— begin —

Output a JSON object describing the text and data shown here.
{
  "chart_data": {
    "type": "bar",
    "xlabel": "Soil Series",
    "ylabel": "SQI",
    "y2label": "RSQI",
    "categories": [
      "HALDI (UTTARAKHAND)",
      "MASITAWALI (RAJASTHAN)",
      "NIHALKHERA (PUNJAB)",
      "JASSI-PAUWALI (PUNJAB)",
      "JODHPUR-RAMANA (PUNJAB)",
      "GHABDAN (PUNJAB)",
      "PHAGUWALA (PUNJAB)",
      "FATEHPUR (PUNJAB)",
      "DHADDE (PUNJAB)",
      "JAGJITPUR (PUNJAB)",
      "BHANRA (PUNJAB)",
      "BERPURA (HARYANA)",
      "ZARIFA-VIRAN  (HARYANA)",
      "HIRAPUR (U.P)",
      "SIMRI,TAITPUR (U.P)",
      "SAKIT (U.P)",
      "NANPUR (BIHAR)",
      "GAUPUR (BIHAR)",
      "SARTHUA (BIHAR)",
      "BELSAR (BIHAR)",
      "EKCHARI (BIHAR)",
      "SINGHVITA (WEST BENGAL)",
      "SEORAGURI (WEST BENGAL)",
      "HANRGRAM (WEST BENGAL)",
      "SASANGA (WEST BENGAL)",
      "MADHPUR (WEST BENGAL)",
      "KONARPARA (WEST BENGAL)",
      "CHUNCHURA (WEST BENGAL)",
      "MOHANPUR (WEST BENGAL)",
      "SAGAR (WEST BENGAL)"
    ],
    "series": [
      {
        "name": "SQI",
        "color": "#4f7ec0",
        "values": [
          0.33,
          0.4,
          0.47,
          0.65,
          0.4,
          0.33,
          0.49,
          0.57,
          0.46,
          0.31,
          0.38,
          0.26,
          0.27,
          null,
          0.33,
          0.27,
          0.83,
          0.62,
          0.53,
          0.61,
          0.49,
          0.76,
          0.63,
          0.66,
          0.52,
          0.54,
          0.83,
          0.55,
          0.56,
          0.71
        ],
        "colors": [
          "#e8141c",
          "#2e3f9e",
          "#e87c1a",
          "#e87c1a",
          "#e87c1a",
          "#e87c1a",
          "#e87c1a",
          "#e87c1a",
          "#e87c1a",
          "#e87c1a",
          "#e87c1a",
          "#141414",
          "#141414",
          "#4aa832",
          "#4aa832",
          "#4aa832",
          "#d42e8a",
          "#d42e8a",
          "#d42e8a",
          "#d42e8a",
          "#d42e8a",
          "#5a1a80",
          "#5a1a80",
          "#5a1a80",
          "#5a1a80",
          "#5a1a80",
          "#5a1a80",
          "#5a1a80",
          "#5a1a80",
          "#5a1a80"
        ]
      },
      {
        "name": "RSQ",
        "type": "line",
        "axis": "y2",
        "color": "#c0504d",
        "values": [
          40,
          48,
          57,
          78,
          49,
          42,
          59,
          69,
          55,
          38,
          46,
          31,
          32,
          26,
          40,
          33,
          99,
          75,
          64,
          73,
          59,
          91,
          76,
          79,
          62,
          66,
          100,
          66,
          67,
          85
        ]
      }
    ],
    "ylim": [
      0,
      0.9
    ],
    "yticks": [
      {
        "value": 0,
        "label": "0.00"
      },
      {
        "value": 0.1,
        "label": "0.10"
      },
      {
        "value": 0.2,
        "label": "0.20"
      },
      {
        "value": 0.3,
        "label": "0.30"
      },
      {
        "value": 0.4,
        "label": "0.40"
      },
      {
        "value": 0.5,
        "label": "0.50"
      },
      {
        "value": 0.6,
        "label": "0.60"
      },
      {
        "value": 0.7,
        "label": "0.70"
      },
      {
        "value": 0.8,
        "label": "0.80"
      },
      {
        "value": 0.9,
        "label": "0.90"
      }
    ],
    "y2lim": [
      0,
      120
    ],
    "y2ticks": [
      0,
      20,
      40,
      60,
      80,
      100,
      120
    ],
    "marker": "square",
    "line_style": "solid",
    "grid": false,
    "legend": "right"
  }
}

— end —

> **What needs to be done**: The word "WEST" may occur in lines of the records. Report how many such lines there are, giving only the number.

> **Output of the exercise**: 9